## [Exercise]
Identify all lines below that hold "image" and collect them.

# Start of Record set

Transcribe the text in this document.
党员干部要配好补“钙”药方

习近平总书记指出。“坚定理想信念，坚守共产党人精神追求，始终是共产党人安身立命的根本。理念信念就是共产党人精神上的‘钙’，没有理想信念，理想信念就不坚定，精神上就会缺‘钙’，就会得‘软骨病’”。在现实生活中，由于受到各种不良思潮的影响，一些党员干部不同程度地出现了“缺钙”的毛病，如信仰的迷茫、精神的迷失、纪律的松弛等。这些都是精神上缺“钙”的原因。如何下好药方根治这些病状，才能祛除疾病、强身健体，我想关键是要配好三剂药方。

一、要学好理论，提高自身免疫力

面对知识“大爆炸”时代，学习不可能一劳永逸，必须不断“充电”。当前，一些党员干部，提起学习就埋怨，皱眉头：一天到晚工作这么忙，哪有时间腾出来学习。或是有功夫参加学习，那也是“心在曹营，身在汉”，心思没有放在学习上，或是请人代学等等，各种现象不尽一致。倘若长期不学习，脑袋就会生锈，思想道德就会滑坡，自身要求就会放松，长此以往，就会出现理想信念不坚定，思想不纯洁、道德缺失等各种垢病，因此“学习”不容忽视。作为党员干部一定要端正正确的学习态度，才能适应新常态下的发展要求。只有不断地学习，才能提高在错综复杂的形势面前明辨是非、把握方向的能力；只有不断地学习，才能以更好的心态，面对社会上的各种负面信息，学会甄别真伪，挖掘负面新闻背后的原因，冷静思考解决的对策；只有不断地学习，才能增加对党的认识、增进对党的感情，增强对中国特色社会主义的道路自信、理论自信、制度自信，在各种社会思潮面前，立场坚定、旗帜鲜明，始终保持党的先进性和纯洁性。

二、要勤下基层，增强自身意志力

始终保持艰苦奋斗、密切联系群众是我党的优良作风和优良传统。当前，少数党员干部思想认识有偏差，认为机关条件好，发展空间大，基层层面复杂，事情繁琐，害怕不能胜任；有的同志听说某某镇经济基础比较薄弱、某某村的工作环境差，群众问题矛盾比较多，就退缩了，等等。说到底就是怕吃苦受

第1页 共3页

# End of Record set
# Start of Record set

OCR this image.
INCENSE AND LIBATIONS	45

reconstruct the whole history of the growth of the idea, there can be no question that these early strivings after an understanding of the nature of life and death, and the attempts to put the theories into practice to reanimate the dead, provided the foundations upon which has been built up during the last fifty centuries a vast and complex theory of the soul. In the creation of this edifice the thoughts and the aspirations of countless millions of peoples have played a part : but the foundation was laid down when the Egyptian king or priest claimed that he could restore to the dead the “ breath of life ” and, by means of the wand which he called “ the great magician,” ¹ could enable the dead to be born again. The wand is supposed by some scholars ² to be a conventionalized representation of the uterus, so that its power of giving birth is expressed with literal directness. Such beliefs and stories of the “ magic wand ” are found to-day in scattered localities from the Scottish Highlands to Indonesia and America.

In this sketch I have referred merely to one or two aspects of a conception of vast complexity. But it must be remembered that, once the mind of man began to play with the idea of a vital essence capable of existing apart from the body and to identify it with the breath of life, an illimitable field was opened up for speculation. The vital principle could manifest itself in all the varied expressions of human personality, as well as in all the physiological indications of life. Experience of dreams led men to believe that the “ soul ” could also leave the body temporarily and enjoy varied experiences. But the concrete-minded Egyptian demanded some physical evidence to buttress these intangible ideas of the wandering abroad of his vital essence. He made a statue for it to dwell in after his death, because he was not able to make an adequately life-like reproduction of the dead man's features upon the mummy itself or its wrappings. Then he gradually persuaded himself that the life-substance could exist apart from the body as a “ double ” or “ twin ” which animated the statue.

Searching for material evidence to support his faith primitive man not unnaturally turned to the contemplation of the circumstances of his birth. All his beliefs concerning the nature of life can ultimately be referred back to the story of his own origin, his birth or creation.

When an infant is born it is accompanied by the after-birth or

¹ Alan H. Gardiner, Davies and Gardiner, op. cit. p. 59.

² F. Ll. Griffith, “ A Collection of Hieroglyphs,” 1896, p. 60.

# End of Record set
# Start of Record set

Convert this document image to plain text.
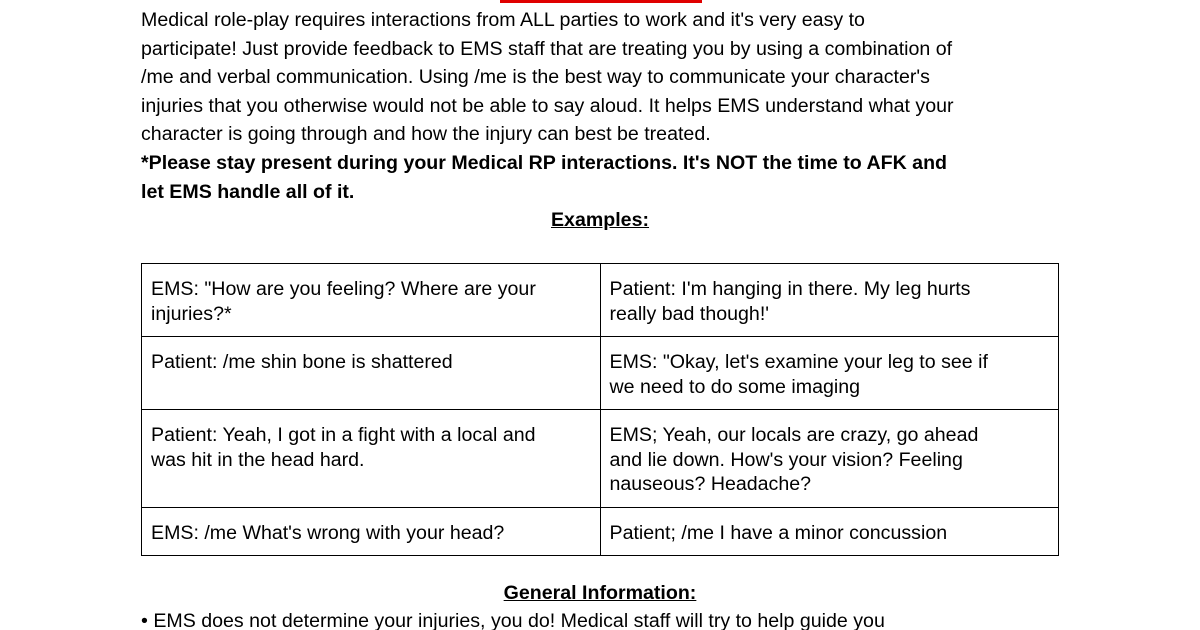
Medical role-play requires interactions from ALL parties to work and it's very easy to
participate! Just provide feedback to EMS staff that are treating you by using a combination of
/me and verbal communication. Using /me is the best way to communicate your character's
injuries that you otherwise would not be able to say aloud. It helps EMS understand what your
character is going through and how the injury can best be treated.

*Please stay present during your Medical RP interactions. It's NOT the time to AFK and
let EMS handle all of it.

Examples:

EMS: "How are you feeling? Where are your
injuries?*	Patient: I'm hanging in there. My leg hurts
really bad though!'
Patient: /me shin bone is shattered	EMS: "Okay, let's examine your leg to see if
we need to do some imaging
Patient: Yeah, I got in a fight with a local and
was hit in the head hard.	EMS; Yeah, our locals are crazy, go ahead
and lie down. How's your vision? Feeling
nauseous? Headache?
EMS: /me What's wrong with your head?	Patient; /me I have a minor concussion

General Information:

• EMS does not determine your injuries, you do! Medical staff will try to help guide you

# End of Record set

## [Correct result]
OCR this image.
Convert this document image to plain text.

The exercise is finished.